## BEGIN EXCERPTED DATA

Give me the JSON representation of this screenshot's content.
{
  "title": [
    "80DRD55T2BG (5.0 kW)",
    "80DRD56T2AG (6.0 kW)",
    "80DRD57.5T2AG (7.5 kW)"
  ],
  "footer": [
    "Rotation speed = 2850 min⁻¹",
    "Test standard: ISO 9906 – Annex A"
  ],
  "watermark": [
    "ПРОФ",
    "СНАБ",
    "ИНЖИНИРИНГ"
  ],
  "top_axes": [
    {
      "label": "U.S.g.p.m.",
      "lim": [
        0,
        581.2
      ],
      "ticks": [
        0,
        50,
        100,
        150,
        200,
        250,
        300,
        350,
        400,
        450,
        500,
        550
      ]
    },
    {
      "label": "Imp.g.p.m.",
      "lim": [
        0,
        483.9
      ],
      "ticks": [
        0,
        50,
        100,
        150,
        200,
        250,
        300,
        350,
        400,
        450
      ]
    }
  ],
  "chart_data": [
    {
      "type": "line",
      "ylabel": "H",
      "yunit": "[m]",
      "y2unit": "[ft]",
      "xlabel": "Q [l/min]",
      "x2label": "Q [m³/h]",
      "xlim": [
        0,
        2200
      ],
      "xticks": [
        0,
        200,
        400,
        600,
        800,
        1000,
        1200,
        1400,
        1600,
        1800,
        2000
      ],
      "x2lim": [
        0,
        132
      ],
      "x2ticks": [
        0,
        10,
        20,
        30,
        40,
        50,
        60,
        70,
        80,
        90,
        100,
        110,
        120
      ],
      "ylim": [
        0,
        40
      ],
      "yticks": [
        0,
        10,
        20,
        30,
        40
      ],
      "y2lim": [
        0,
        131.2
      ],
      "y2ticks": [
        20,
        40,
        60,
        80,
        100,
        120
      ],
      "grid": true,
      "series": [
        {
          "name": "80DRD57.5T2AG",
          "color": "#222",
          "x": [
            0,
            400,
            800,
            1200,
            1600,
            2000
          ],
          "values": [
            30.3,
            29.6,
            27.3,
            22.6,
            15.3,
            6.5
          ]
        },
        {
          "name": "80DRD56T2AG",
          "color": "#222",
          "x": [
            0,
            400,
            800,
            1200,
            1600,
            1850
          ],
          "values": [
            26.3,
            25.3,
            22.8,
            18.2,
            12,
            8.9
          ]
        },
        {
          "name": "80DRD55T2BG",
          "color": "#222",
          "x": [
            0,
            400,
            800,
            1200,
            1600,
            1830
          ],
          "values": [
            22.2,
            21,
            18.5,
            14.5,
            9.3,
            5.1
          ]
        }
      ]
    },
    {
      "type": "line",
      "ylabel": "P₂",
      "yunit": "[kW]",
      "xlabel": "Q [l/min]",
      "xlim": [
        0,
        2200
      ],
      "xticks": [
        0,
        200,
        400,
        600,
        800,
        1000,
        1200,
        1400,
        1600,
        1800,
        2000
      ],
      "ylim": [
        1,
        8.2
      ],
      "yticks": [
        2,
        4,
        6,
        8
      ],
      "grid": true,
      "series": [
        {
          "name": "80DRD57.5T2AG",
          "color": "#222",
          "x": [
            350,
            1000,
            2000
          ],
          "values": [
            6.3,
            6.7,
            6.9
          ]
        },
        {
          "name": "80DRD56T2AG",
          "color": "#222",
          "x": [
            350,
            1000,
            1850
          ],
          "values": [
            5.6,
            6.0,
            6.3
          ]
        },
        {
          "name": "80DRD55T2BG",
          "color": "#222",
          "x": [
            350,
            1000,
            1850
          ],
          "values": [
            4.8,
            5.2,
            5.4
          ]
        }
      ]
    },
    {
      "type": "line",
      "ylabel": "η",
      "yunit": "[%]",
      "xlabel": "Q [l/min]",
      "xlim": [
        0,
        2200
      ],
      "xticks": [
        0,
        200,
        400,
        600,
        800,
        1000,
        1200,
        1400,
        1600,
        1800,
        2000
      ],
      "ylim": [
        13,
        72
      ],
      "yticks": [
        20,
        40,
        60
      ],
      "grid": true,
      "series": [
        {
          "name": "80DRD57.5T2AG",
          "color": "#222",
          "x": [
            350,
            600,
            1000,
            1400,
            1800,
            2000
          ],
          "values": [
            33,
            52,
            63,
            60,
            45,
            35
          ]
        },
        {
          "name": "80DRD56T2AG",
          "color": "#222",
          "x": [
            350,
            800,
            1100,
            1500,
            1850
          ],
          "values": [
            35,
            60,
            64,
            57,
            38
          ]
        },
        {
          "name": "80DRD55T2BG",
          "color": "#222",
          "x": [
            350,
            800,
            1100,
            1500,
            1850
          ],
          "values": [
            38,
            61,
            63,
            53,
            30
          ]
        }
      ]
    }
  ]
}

## END EXCERPTED DATA

GIVEN INSTRUCTION. Output each record precisely as given.

RESPONSE.
Give me the JSON representation of this screenshot's content.
{
  "title": [
    "80DRD55T2BG (5.0 kW)",
    "80DRD56T2AG (6.0 kW)",
    "80DRD57.5T2AG (7.5 kW)"
  ],
  "footer": [
    "Rotation speed = 2850 min⁻¹",
    "Test standard: ISO 9906 – Annex A"
  ],
  "watermark": [
    "ПРОФ",
    "СНАБ",
    "ИНЖИНИРИНГ"
  ],
  "top_axes": [
    {
      "label": "U.S.g.p.m.",
      "lim": [
        0,
        581.2
      ],
      "ticks": [
        0,
        50,
        100,
        150,
        200,
        250,
        300,
        350,
        400,
        450,
        500,
        550
      ]
    },
    {
      "label": "Imp.g.p.m.",
      "lim": [
        0,
        483.9
      ],
      "ticks": [
        0,
        50,
        100,
        150,
        200,
        250,
        300,
        350,
        400,
        450
      ]
    }
  ],
  "chart_data": [
    {
      "type": "line",
      "ylabel": "H",
      "yunit": "[m]",
      "y2unit": "[ft]",
      "xlabel": "Q [l/min]",
      "x2label": "Q [m³/h]",
      "xlim": [
        0,
        2200
      ],
      "xticks": [
        0,
        200,
        400,
        600,
        800,
        1000,
        1200,
        1400,
        1600,
        1800,
        2000
      ],
      "x2lim": [
        0,
        132
      ],
      "x2ticks": [
        0,
        10,
        20,
        30,
        40,
        50,
        60,
        70,
        80,
        90,
        100,
        110,
        120
      ],
      "ylim": [
        0,
        40
      ],
      "yticks": [
        0,
        10,
        20,
        30,
        40
      ],
      "y2lim": [
        0,
        131.2
      ],
      "y2ticks": [
        20,
        40,
        60,
        80,
        100,
        120
      ],
      "grid": true,
      "series": [
        {
          "name": "80DRD57.5T2AG",
          "color": "#222",
          "x": [
            0,
            400,
            800,
            1200,
            1600,
            2000
          ],
          "values": [
            30.3,
            29.6,
            27.3,
            22.6,
            15.3,
            6.5
          ]
        },
        {
          "name": "80DRD56T2AG",
          "color": "#222",
          "x": [
            0,
            400,
            800,
            1200,
            1600,
            1850
          ],
          "values": [
            26.3,
            25.3,
            22.8,
            18.2,
            12,
            8.9
          ]
        },
        {
          "name": "80DRD55T2BG",
          "color": "#222",
          "x": [
            0,
            400,
            800,
            1200,
            1600,
            1830
          ],
          "values": [
            22.2,
            21,
            18.5,
            14.5,
            9.3,
            5.1
          ]
        }
      ]
    },
    {
      "type": "line",
      "ylabel": "P₂",
      "yunit": "[kW]",
      "xlabel": "Q [l/min]",
      "xlim": [
        0,
        2200
      ],
      "xticks": [
        0,
        200,
        400,
        600,
        800,
        1000,
        1200,
        1400,
        1600,
        1800,
        2000
      ],
      "ylim": [
        1,
        8.2
      ],
      "yticks": [
        2,
        4,
        6,
        8
      ],
      "grid": true,
      "series": [
        {
          "name": "80DRD57.5T2AG",
          "color": "#222",
          "x": [
            350,
            1000,
            2000
          ],
          "values": [
            6.3,
            6.7,
            6.9
          ]
        },
        {
          "name": "80DRD56T2AG",
          "color": "#222",
          "x": [
            350,
            1000,
            1850
          ],
          "values": [
            5.6,
            6.0,
            6.3
          ]
        },
        {
          "name": "80DRD55T2BG",
          "color": "#222",
          "x": [
            350,
            1000,
            1850
          ],
          "values": [
            4.8,
            5.2,
            5.4
          ]
        }
      ]
    },
    {
      "type": "line",
      "ylabel": "η",
      "yunit": "[%]",
      "xlabel": "Q [l/min]",
      "xlim": [
        0,
        2200
      ],
      "xticks": [
        0,
        200,
        400,
        600,
        800,
        1000,
        1200,
        1400,
        1600,
        1800,
        2000
      ],
      "ylim": [
        13,
        72
      ],
      "yticks": [
        20,
        40,
        60
      ],
      "grid": true,
      "series": [
        {
          "name": "80DRD57.5T2AG",
          "color": "#222",
          "x": [
            350,
            600,
            1000,
            1400,
            1800,
            2000
          ],
          "values": [
            33,
            52,
            63,
            60,
            45,
            35
          ]
        },
        {
          "name": "80DRD56T2AG",
          "color": "#222",
          "x": [
            350,
            800,
            1100,
            1500,
            1850
          ],
          "values": [
            35,
            60,
            64,
            57,
            38
          ]
        },
        {
          "name": "80DRD55T2BG",
          "color": "#222",
          "x": [
            350,
            800,
            1100,
            1500,
            1850
          ],
          "values": [
            38,
            61,
            63,
            53,
            30
          ]
        }
      ]
    }
  ]
}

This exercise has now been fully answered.